***** Extracted records *****

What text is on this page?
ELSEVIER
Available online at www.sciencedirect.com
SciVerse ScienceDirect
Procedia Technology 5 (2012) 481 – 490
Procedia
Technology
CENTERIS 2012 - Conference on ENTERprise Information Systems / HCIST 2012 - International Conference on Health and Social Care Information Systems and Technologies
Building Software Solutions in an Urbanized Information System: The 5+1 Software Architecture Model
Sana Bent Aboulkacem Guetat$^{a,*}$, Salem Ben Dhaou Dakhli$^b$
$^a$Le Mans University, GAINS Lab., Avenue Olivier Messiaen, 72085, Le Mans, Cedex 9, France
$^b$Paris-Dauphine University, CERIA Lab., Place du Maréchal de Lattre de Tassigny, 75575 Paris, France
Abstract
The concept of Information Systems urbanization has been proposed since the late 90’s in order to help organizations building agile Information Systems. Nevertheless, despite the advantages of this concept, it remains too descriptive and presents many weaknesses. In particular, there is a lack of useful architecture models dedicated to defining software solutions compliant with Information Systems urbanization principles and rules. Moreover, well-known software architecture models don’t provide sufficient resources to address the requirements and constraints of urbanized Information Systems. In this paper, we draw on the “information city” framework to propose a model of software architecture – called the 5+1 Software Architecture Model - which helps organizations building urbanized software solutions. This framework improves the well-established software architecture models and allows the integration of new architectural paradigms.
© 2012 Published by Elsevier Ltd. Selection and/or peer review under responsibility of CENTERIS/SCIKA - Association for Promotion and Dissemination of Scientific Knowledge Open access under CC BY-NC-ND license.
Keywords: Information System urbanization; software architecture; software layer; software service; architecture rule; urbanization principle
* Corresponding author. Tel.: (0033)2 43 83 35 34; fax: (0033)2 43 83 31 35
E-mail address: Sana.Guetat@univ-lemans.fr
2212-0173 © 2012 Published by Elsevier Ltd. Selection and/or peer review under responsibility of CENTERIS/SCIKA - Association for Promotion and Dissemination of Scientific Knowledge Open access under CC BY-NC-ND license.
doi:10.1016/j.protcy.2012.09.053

*****

The exercise -
Write out all the lines again, exactly as they are.

Solution to this exercise -
What text is on this page?
ELSEVIER
Available online at www.sciencedirect.com
SciVerse ScienceDirect
Procedia Technology 5 (2012) 481 – 490
Procedia
Technology
CENTERIS 2012 - Conference on ENTERprise Information Systems / HCIST 2012 - International Conference on Health and Social Care Information Systems and Technologies
Building Software Solutions in an Urbanized Information System: The 5+1 Software Architecture Model
Sana Bent Aboulkacem Guetat$^{a,*}$, Salem Ben Dhaou Dakhli$^b$
$^a$Le Mans University, GAINS Lab., Avenue Olivier Messiaen, 72085, Le Mans, Cedex 9, France
$^b$Paris-Dauphine University, CERIA Lab., Place du Maréchal de Lattre de Tassigny, 75575 Paris, France
Abstract
The concept of Information Systems urbanization has been proposed since the late 90’s in order to help organizations building agile Information Systems. Nevertheless, despite the advantages of this concept, it remains too descriptive and presents many weaknesses. In particular, there is a lack of useful architecture models dedicated to defining software solutions compliant with Information Systems urbanization principles and rules. Moreover, well-known software architecture models don’t provide sufficient resources to address the requirements and constraints of urbanized Information Systems. In this paper, we draw on the “information city” framework to propose a model of software architecture – called the 5+1 Software Architecture Model - which helps organizations building urbanized software solutions. This framework improves the well-established software architecture models and allows the integration of new architectural paradigms.
© 2012 Published by Elsevier Ltd. Selection and/or peer review under responsibility of CENTERIS/SCIKA - Association for Promotion and Dissemination of Scientific Knowledge Open access under CC BY-NC-ND license.
Keywords: Information System urbanization; software architecture; software layer; software service; architecture rule; urbanization principle
* Corresponding author. Tel.: (0033)2 43 83 35 34; fax: (0033)2 43 83 31 35
E-mail address: Sana.Guetat@univ-lemans.fr
2212-0173 © 2012 Published by Elsevier Ltd. Selection and/or peer review under responsibility of CENTERIS/SCIKA - Association for Promotion and Dissemination of Scientific Knowledge Open access under CC BY-NC-ND license.
doi:10.1016/j.protcy.2012.09.053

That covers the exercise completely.